■ TASK GOAL
Reproduce all the entries exactly and keep the pictures out.

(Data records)
★ ★ ★ ★
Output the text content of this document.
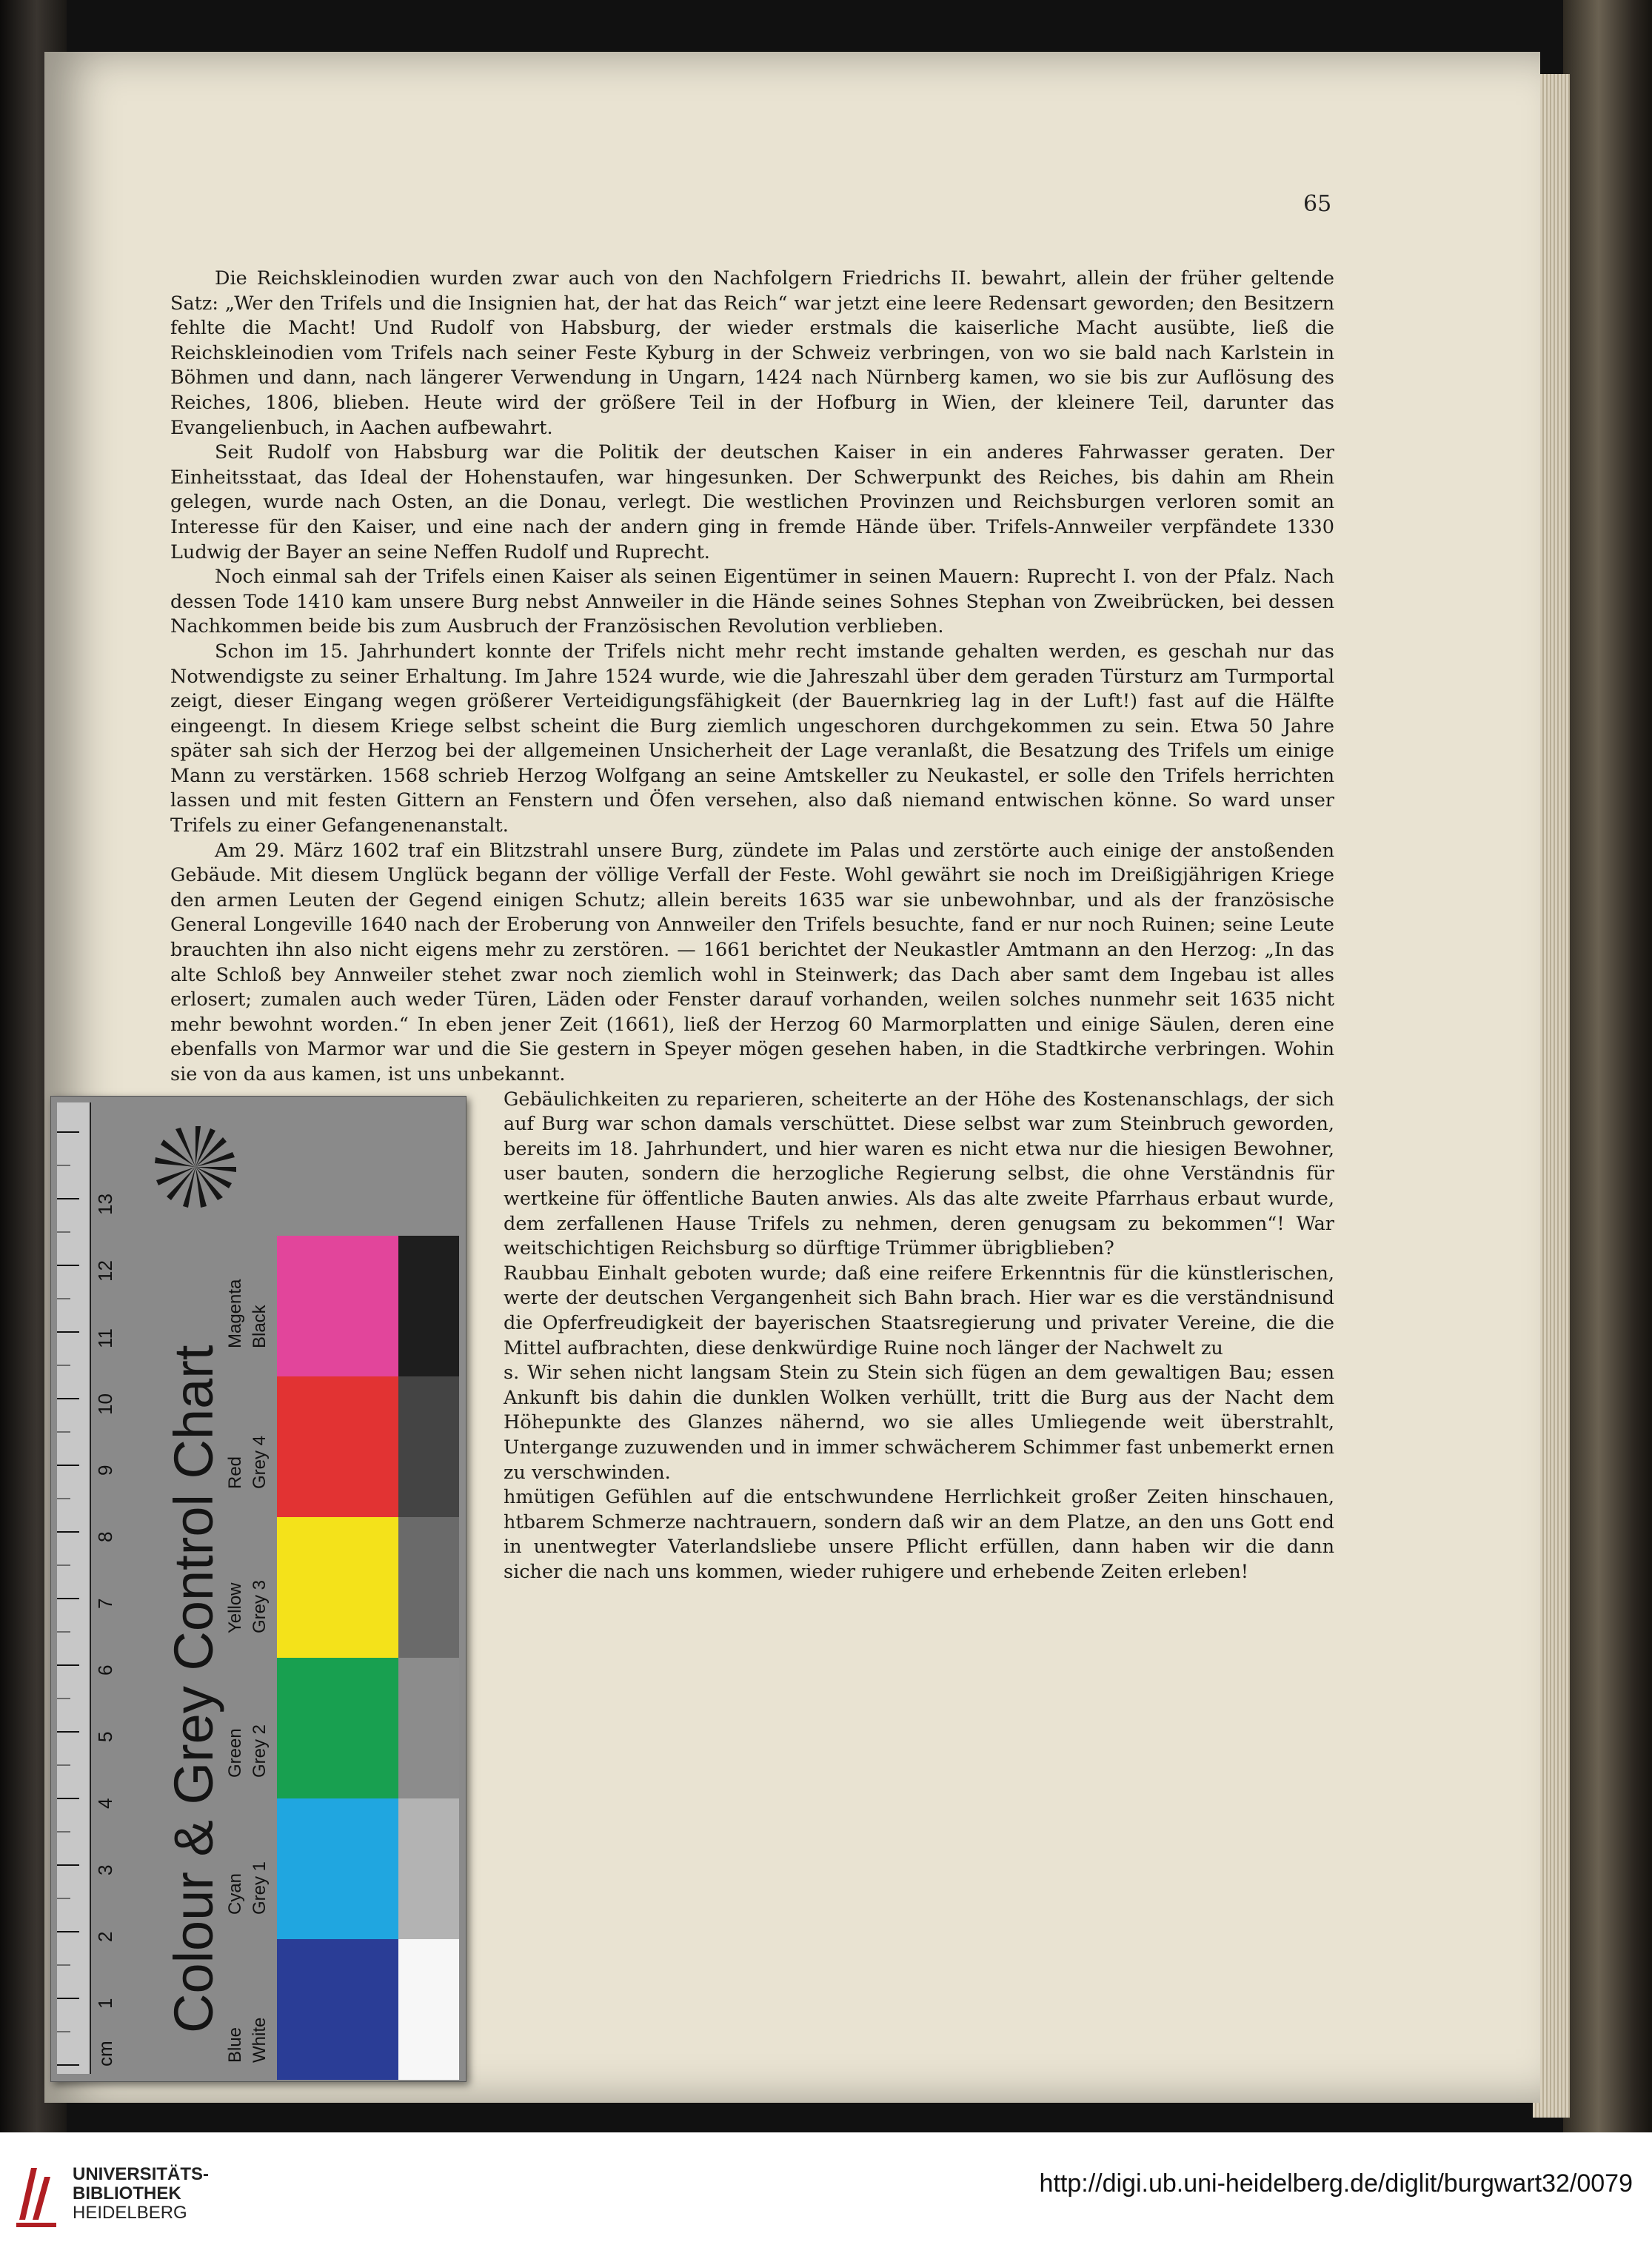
65

Die Reichskleinodien wurden zwar auch von den Nachfolgern Friedrichs II. bewahrt, allein der früher geltende Satz: „Wer den Trifels und die Insignien hat, der hat das Reich“ war jetzt eine leere Redensart geworden; den Besitzern fehlte die Macht! Und Rudolf von Habsburg, der wieder erstmals die kaiserliche Macht ausübte, ließ die Reichskleinodien vom Trifels nach seiner Feste Kyburg in der Schweiz verbringen, von wo sie bald nach Karlstein in Böhmen und dann, nach längerer Verwendung in Ungarn, 1424 nach Nürnberg kamen, wo sie bis zur Auflösung des Reiches, 1806, blieben. Heute wird der größere Teil in der Hofburg in Wien, der kleinere Teil, darunter das Evangelienbuch, in Aachen aufbewahrt.

Seit Rudolf von Habsburg war die Politik der deutschen Kaiser in ein anderes Fahrwasser geraten. Der Einheitsstaat, das Ideal der Hohenstaufen, war hingesunken. Der Schwerpunkt des Reiches, bis dahin am Rhein gelegen, wurde nach Osten, an die Donau, verlegt. Die westlichen Provinzen und Reichsburgen verloren somit an Interesse für den Kaiser, und eine nach der andern ging in fremde Hände über. Trifels-Annweiler verpfändete 1330 Ludwig der Bayer an seine Neffen Rudolf und Ruprecht.

Noch einmal sah der Trifels einen Kaiser als seinen Eigentümer in seinen Mauern: Ruprecht I. von der Pfalz. Nach dessen Tode 1410 kam unsere Burg nebst Annweiler in die Hände seines Sohnes Stephan von Zweibrücken, bei dessen Nachkommen beide bis zum Ausbruch der Französischen Revolution verblieben.

Schon im 15. Jahrhundert konnte der Trifels nicht mehr recht imstande gehalten werden, es geschah nur das Notwendigste zu seiner Erhaltung. Im Jahre 1524 wurde, wie die Jahreszahl über dem geraden Türsturz am Turmportal zeigt, dieser Eingang wegen größerer Verteidigungsfähigkeit (der Bauernkrieg lag in der Luft!) fast auf die Hälfte eingeengt. In diesem Kriege selbst scheint die Burg ziemlich ungeschoren durchgekommen zu sein. Etwa 50 Jahre später sah sich der Herzog bei der allgemeinen Unsicherheit der Lage veranlaßt, die Besatzung des Trifels um einige Mann zu verstärken. 1568 schrieb Herzog Wolfgang an seine Amtskeller zu Neukastel, er solle den Trifels herrichten lassen und mit festen Gittern an Fenstern und Öfen versehen, also daß niemand entwischen könne. So ward unser Trifels zu einer Gefangenenanstalt.

Am 29. März 1602 traf ein Blitzstrahl unsere Burg, zündete im Palas und zerstörte auch einige der anstoßenden Gebäude. Mit diesem Unglück begann der völlige Verfall der Feste. Wohl gewährt sie noch im Dreißigjährigen Kriege den armen Leuten der Gegend einigen Schutz; allein bereits 1635 war sie unbewohnbar, und als der französische General Longeville 1640 nach der Eroberung von Annweiler den Trifels besuchte, fand er nur noch Ruinen; seine Leute brauchten ihn also nicht eigens mehr zu zerstören. — 1661 berichtet der Neukastler Amtmann an den Herzog: „In das alte Schloß bey Annweiler stehet zwar noch ziemlich wohl in Steinwerk; das Dach aber samt dem Ingebau ist alles erlosert; zumalen auch weder Türen, Läden oder Fenster darauf vorhanden, weilen solches nunmehr seit 1635 nicht mehr bewohnt worden.“ In eben jener Zeit (1661), ließ der Herzog 60 Marmorplatten und einige Säulen, deren eine ebenfalls von Marmor war und die Sie gestern in Speyer mögen gesehen haben, in die Stadtkirche verbringen. Wohin sie von da aus kamen, ist uns unbekannt.

Gebäulichkeiten zu reparieren, scheiterte an der Höhe des Kostenanschlags, der sich auf Burg war schon damals verschüttet. Diese selbst war zum Steinbruch geworden, bereits im 18. Jahrhundert, und hier waren es nicht etwa nur die hiesigen Bewohner, user bauten, sondern die herzogliche Regierung selbst, die ohne Verständnis für wertkeine für öffentliche Bauten anwies. Als das alte zweite Pfarrhaus erbaut wurde, dem zerfallenen Hause Trifels zu nehmen, deren genugsam zu bekommen“! War weitschichtigen Reichsburg so dürftige Trümmer übrigblieben?

Raubbau Einhalt geboten wurde; daß eine reifere Erkenntnis für die künstlerischen, werte der deutschen Vergangenheit sich Bahn brach. Hier war es die verständnisund die Opferfreudigkeit der bayerischen Staatsregierung und privater Vereine, die die Mittel aufbrachten, diese denkwürdige Ruine noch länger der Nachwelt zu

s. Wir sehen nicht langsam Stein zu Stein sich fügen an dem gewaltigen Bau; essen Ankunft bis dahin die dunklen Wolken verhüllt, tritt die Burg aus der Nacht dem Höhepunkte des Glanzes nähernd, wo sie alles Umliegende weit überstrahlt, Untergange zuzuwenden und in immer schwächerem Schimmer fast unbemerkt ernen zu verschwinden.

hmütigen Gefühlen auf die entschwundene Herrlichkeit großer Zeiten hinschauen, htbarem Schmerze nachtrauern, sondern daß wir an dem Platze, an den uns Gott end in unentwegter Vaterlandsliebe unsere Pflicht erfüllen, dann haben wir die dann sicher die nach uns kommen, wieder ruhigere und erhebende Zeiten erleben!

cm
1
2
3
4
5
6
7
8
9
10
11
12
13
Colour & Grey Control Chart
Blue
Cyan
Green
Yellow
Red
Magenta
White
Grey 1
Grey 2
Grey 3
Grey 4
Black
UNIVERSITÄTS-
BIBLIOTHEK
HEIDELBERG
http://digi.ub.uni-heidelberg.de/diglit/burgwart32/0079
★ ★ ★ ★
■ RESULT OF THE EXERCISE
Output the text content of this document.
65

Die Reichskleinodien wurden zwar auch von den Nachfolgern Friedrichs II. bewahrt, allein der früher geltende Satz: „Wer den Trifels und die Insignien hat, der hat das Reich“ war jetzt eine leere Redensart geworden; den Besitzern fehlte die Macht! Und Rudolf von Habsburg, der wieder erstmals die kaiserliche Macht ausübte, ließ die Reichskleinodien vom Trifels nach seiner Feste Kyburg in der Schweiz verbringen, von wo sie bald nach Karlstein in Böhmen und dann, nach längerer Verwendung in Ungarn, 1424 nach Nürnberg kamen, wo sie bis zur Auflösung des Reiches, 1806, blieben. Heute wird der größere Teil in der Hofburg in Wien, der kleinere Teil, darunter das Evangelienbuch, in Aachen aufbewahrt.

Seit Rudolf von Habsburg war die Politik der deutschen Kaiser in ein anderes Fahrwasser geraten. Der Einheitsstaat, das Ideal der Hohenstaufen, war hingesunken. Der Schwerpunkt des Reiches, bis dahin am Rhein gelegen, wurde nach Osten, an die Donau, verlegt. Die westlichen Provinzen und Reichsburgen verloren somit an Interesse für den Kaiser, und eine nach der andern ging in fremde Hände über. Trifels-Annweiler verpfändete 1330 Ludwig der Bayer an seine Neffen Rudolf und Ruprecht.

Noch einmal sah der Trifels einen Kaiser als seinen Eigentümer in seinen Mauern: Ruprecht I. von der Pfalz. Nach dessen Tode 1410 kam unsere Burg nebst Annweiler in die Hände seines Sohnes Stephan von Zweibrücken, bei dessen Nachkommen beide bis zum Ausbruch der Französischen Revolution verblieben.

Schon im 15. Jahrhundert konnte der Trifels nicht mehr recht imstande gehalten werden, es geschah nur das Notwendigste zu seiner Erhaltung. Im Jahre 1524 wurde, wie die Jahreszahl über dem geraden Türsturz am Turmportal zeigt, dieser Eingang wegen größerer Verteidigungsfähigkeit (der Bauernkrieg lag in der Luft!) fast auf die Hälfte eingeengt. In diesem Kriege selbst scheint die Burg ziemlich ungeschoren durchgekommen zu sein. Etwa 50 Jahre später sah sich der Herzog bei der allgemeinen Unsicherheit der Lage veranlaßt, die Besatzung des Trifels um einige Mann zu verstärken. 1568 schrieb Herzog Wolfgang an seine Amtskeller zu Neukastel, er solle den Trifels herrichten lassen und mit festen Gittern an Fenstern und Öfen versehen, also daß niemand entwischen könne. So ward unser Trifels zu einer Gefangenenanstalt.

Am 29. März 1602 traf ein Blitzstrahl unsere Burg, zündete im Palas und zerstörte auch einige der anstoßenden Gebäude. Mit diesem Unglück begann der völlige Verfall der Feste. Wohl gewährt sie noch im Dreißigjährigen Kriege den armen Leuten der Gegend einigen Schutz; allein bereits 1635 war sie unbewohnbar, und als der französische General Longeville 1640 nach der Eroberung von Annweiler den Trifels besuchte, fand er nur noch Ruinen; seine Leute brauchten ihn also nicht eigens mehr zu zerstören. — 1661 berichtet der Neukastler Amtmann an den Herzog: „In das alte Schloß bey Annweiler stehet zwar noch ziemlich wohl in Steinwerk; das Dach aber samt dem Ingebau ist alles erlosert; zumalen auch weder Türen, Läden oder Fenster darauf vorhanden, weilen solches nunmehr seit 1635 nicht mehr bewohnt worden.“ In eben jener Zeit (1661), ließ der Herzog 60 Marmorplatten und einige Säulen, deren eine ebenfalls von Marmor war und die Sie gestern in Speyer mögen gesehen haben, in die Stadtkirche verbringen. Wohin sie von da aus kamen, ist uns unbekannt.

Gebäulichkeiten zu reparieren, scheiterte an der Höhe des Kostenanschlags, der sich auf Burg war schon damals verschüttet. Diese selbst war zum Steinbruch geworden, bereits im 18. Jahrhundert, und hier waren es nicht etwa nur die hiesigen Bewohner, user bauten, sondern die herzogliche Regierung selbst, die ohne Verständnis für wertkeine für öffentliche Bauten anwies. Als das alte zweite Pfarrhaus erbaut wurde, dem zerfallenen Hause Trifels zu nehmen, deren genugsam zu bekommen“! War weitschichtigen Reichsburg so dürftige Trümmer übrigblieben?

Raubbau Einhalt geboten wurde; daß eine reifere Erkenntnis für die künstlerischen, werte der deutschen Vergangenheit sich Bahn brach. Hier war es die verständnisund die Opferfreudigkeit der bayerischen Staatsregierung und privater Vereine, die die Mittel aufbrachten, diese denkwürdige Ruine noch länger der Nachwelt zu

s. Wir sehen nicht langsam Stein zu Stein sich fügen an dem gewaltigen Bau; essen Ankunft bis dahin die dunklen Wolken verhüllt, tritt die Burg aus der Nacht dem Höhepunkte des Glanzes nähernd, wo sie alles Umliegende weit überstrahlt, Untergange zuzuwenden und in immer schwächerem Schimmer fast unbemerkt ernen zu verschwinden.

hmütigen Gefühlen auf die entschwundene Herrlichkeit großer Zeiten hinschauen, htbarem Schmerze nachtrauern, sondern daß wir an dem Platze, an den uns Gott end in unentwegter Vaterlandsliebe unsere Pflicht erfüllen, dann haben wir die dann sicher die nach uns kommen, wieder ruhigere und erhebende Zeiten erleben!

cm
1
2
3
4
5
6
7
8
9
10
11
12
13
Colour & Grey Control Chart
Blue
Cyan
Green
Yellow
Red
Magenta
White
Grey 1
Grey 2
Grey 3
Grey 4
Black
UNIVERSITÄTS-
BIBLIOTHEK
HEIDELBERG
http://digi.ub.uni-heidelberg.de/diglit/burgwart32/0079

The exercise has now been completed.